=== EXERCISE INSTRUCTIONS ===
The records below are split into lines. How many of those lines contain the string "evil"? Reply with the number only.

=== SUPPLIED MATERIAL ===
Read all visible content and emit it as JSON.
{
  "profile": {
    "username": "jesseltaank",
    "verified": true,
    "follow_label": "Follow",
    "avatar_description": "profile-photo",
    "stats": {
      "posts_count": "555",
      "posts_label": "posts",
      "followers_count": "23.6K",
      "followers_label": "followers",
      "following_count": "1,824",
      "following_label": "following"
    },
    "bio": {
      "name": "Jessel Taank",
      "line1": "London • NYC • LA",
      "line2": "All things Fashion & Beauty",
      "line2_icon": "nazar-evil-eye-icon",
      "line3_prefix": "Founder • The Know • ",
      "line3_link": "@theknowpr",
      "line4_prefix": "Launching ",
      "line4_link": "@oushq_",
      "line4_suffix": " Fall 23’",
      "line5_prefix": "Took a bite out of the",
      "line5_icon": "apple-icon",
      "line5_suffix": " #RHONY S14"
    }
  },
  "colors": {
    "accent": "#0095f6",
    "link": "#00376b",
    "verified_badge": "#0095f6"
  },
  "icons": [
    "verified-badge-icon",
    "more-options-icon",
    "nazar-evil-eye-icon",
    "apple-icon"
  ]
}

=== RESULT OF THIS TASK ===
2